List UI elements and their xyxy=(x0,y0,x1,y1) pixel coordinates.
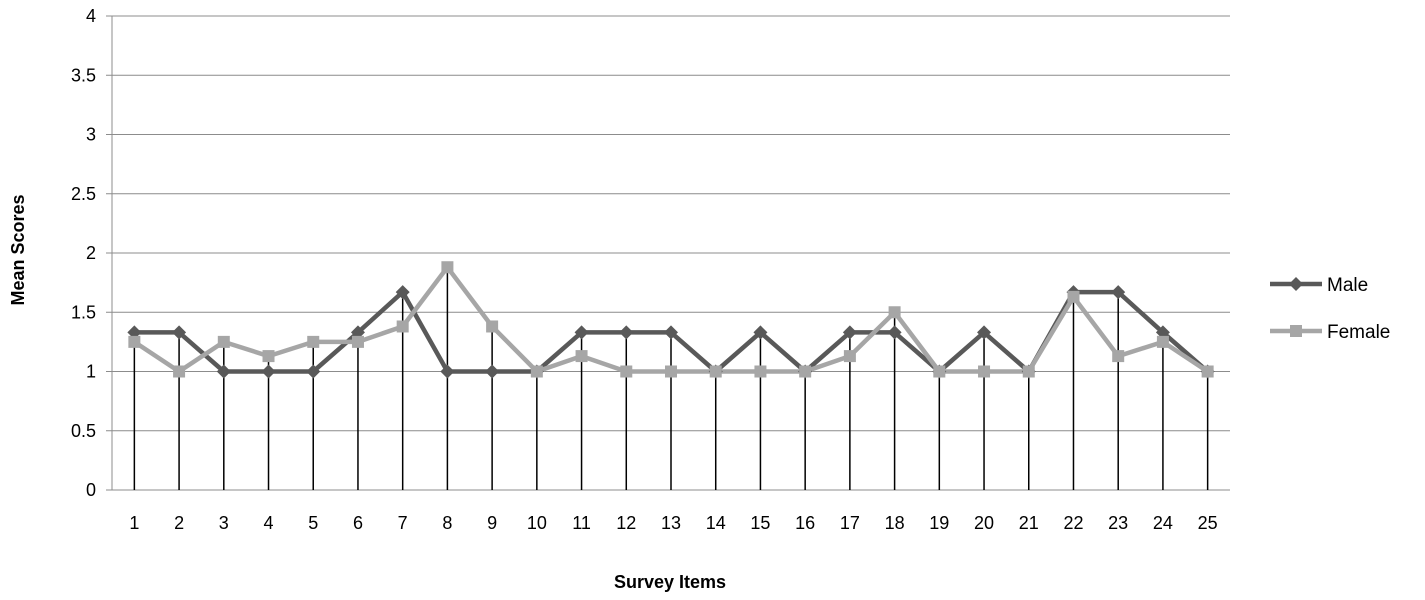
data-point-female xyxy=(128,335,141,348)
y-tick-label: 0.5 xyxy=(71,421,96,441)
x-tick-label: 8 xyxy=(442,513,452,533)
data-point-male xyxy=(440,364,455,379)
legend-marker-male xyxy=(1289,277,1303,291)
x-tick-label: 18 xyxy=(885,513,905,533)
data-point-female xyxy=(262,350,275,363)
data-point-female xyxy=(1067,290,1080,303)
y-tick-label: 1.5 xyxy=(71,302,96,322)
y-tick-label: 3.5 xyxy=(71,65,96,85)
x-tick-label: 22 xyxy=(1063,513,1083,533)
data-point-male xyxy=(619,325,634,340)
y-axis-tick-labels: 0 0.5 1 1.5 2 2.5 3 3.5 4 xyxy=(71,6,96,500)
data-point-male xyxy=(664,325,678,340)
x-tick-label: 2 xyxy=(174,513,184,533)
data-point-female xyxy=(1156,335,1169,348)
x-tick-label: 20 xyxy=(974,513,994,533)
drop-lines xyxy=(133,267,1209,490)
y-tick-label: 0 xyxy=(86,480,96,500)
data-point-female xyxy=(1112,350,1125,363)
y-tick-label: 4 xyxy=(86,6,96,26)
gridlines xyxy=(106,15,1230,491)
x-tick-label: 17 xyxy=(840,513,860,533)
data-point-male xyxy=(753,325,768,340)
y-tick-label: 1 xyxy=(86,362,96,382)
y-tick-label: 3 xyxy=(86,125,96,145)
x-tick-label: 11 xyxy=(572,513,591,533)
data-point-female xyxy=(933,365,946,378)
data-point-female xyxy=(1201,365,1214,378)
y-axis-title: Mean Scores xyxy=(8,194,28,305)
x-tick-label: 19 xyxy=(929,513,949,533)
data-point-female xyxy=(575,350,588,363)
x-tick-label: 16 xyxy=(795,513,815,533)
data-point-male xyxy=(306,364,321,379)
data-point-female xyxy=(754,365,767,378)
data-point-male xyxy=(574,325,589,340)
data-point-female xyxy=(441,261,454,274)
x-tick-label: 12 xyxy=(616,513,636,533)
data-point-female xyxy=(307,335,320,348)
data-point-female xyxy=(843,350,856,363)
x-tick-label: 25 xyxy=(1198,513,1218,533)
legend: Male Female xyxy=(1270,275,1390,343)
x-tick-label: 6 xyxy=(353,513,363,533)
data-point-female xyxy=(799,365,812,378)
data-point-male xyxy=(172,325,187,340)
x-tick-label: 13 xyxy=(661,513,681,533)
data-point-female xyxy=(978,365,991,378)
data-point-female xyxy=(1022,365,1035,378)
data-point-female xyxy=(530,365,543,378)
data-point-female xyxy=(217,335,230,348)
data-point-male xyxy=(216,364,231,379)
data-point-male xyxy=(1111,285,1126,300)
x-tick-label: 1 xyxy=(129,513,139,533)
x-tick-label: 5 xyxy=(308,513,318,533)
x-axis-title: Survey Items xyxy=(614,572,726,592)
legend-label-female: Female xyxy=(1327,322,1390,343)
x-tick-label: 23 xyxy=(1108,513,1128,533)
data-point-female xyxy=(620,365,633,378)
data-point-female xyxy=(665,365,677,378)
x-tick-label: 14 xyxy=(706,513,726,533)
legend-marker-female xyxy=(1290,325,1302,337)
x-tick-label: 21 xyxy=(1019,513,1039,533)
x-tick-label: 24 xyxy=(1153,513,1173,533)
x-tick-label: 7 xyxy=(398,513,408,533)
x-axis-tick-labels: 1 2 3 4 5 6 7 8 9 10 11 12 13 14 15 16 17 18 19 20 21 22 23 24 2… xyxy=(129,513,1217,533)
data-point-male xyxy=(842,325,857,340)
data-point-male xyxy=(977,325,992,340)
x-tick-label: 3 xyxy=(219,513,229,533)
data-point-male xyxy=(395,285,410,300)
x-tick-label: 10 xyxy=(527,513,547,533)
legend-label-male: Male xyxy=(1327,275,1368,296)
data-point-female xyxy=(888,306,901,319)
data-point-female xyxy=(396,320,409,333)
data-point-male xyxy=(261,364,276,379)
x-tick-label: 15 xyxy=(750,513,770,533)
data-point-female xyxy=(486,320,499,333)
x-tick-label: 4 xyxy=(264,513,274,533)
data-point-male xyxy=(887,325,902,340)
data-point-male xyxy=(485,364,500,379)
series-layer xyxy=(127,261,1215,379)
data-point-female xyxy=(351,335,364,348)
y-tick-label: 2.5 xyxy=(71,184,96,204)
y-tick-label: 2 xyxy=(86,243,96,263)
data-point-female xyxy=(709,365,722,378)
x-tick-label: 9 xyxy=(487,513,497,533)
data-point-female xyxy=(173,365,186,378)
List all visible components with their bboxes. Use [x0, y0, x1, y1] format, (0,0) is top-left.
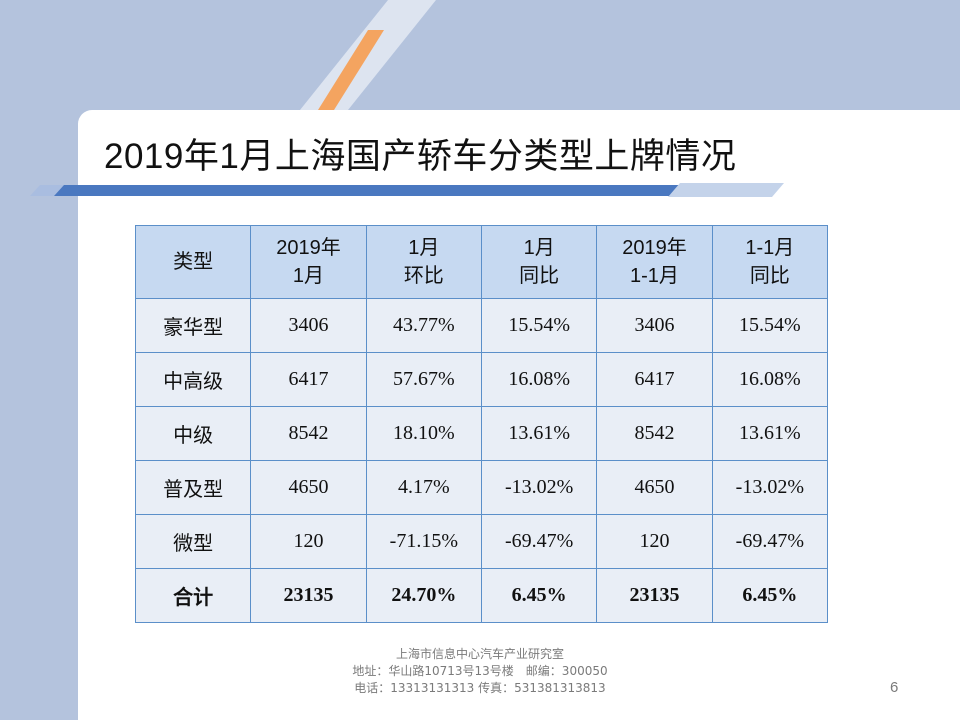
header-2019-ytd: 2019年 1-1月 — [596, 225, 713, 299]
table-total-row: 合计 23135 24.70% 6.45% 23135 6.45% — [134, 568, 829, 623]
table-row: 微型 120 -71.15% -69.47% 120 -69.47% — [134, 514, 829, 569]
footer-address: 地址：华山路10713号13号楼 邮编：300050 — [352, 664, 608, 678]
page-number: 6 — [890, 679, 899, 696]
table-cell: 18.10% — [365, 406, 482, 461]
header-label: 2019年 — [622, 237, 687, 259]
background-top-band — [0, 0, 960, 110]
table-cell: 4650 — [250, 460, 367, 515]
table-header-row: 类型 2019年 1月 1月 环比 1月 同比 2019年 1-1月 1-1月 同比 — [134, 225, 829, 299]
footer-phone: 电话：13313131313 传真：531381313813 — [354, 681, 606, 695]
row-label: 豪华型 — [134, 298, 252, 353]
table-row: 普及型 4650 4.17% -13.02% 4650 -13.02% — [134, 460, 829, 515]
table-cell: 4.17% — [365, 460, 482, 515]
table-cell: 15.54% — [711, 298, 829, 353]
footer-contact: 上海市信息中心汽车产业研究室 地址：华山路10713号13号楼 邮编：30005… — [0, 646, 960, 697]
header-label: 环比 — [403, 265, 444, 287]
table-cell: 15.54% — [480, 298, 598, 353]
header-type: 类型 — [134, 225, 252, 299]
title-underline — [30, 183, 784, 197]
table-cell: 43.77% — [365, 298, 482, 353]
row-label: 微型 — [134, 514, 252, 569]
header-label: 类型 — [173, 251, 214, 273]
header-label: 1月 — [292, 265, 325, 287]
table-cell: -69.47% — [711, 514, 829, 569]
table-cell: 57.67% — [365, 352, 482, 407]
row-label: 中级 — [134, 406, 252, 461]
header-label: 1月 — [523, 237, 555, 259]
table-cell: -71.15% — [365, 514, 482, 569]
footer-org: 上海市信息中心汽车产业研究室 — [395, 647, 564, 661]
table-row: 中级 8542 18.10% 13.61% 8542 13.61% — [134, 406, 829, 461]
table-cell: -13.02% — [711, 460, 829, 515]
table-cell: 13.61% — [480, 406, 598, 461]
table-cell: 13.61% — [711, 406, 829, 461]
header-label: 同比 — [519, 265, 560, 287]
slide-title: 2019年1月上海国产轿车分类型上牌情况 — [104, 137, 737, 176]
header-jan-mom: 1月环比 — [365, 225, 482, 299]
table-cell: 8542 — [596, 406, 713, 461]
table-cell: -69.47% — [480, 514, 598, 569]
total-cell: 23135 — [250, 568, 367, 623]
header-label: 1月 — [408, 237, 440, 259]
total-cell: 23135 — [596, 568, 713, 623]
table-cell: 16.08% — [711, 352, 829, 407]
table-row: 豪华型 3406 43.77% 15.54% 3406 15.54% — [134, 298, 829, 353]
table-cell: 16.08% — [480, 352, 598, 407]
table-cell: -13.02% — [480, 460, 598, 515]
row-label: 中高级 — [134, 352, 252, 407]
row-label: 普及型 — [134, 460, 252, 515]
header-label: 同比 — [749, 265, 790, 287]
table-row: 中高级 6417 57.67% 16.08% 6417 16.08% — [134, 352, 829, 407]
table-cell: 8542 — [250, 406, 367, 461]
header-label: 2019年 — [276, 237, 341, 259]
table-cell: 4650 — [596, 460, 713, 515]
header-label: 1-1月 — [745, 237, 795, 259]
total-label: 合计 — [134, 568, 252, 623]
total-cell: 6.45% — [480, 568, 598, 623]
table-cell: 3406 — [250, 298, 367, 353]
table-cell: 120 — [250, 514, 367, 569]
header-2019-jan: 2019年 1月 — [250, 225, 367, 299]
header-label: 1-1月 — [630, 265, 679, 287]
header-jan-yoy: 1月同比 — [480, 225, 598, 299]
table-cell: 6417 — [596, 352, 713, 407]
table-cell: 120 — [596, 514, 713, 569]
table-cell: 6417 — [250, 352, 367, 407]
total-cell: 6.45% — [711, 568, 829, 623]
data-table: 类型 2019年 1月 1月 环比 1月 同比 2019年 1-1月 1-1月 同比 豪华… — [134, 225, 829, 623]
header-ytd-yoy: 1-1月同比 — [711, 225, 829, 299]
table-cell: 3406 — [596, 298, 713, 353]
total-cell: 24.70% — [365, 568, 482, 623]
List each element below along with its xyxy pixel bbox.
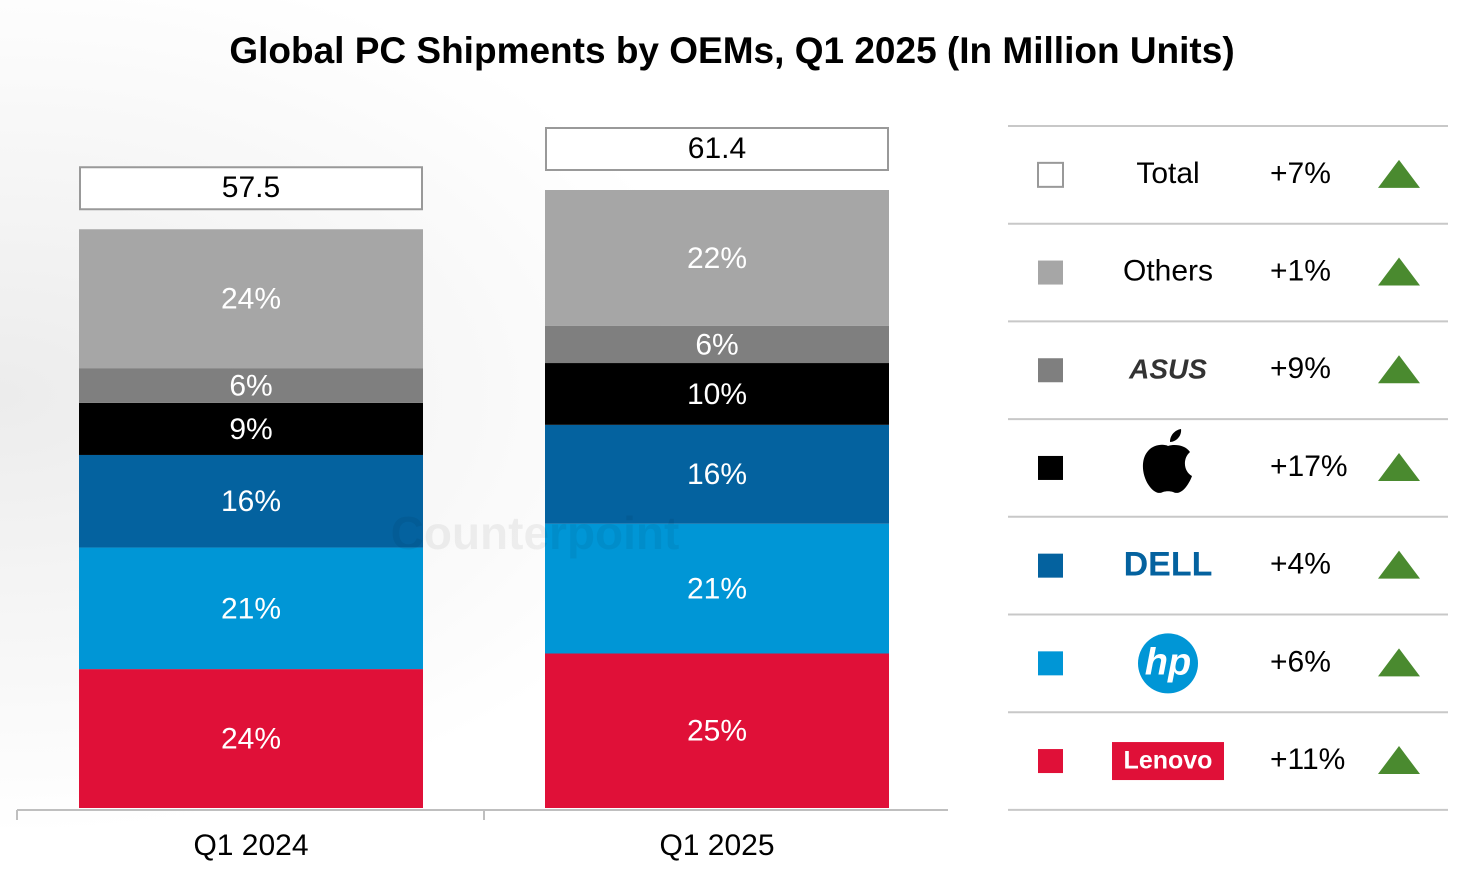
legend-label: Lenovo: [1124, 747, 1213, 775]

|---|

- _Exercise objective_: Return the lines of the listing above without any changes, from the line containing "data-point-female xyxy=(128,335,141,348)" down to the line containing "data-point-female xyxy=(799,365,812,378)", with both of those lines included.

- _Written solution_:
data-point-female xyxy=(128,335,141,348)
y-tick-label: 0.5 xyxy=(71,421,96,441)
x-tick-label: 8 xyxy=(442,513,452,533)
data-point-male xyxy=(440,364,455,379)
legend-marker-male xyxy=(1289,277,1303,291)
x-tick-label: 18 xyxy=(885,513,905,533)
data-point-female xyxy=(262,350,275,363)
data-point-female xyxy=(1067,290,1080,303)
y-tick-label: 1.5 xyxy=(71,302,96,322)
y-tick-label: 3.5 xyxy=(71,65,96,85)
x-tick-label: 22 xyxy=(1063,513,1083,533)
data-point-male xyxy=(619,325,634,340)
y-axis-tick-labels: 0 0.5 1 1.5 2 2.5 3 3.5 4 xyxy=(71,6,96,500)
data-point-male xyxy=(664,325,678,340)
x-tick-label: 2 xyxy=(174,513,184,533)
data-point-female xyxy=(1156,335,1169,348)
x-tick-label: 20 xyxy=(974,513,994,533)
drop-lines xyxy=(133,267,1209,490)
y-tick-label: 0 xyxy=(86,480,96,500)
data-point-female xyxy=(1112,350,1125,363)
y-tick-label: 4 xyxy=(86,6,96,26)
gridlines xyxy=(106,15,1230,491)
x-tick-label: 17 xyxy=(840,513,860,533)
data-point-male xyxy=(753,325,768,340)
y-tick-label: 1 xyxy=(86,362,96,382)
y-tick-label: 3 xyxy=(86,125,96,145)
x-tick-label: 11 xyxy=(572,513,591,533)
data-point-female xyxy=(933,365,946,378)
data-point-female xyxy=(1201,365,1214,378)
y-axis-title: Mean Scores xyxy=(8,194,28,305)
x-tick-label: 19 xyxy=(929,513,949,533)
data-point-female xyxy=(575,350,588,363)
x-tick-label: 16 xyxy=(795,513,815,533)
data-point-male xyxy=(306,364,321,379)
data-point-female xyxy=(754,365,767,378)
data-point-male xyxy=(574,325,589,340)
data-point-female xyxy=(441,261,454,274)
x-tick-label: 12 xyxy=(616,513,636,533)
data-point-female xyxy=(307,335,320,348)
data-point-female xyxy=(843,350,856,363)
x-tick-label: 25 xyxy=(1198,513,1218,533)
legend: Male Female xyxy=(1270,275,1390,343)
x-tick-label: 6 xyxy=(353,513,363,533)
data-point-female xyxy=(799,365,812,378)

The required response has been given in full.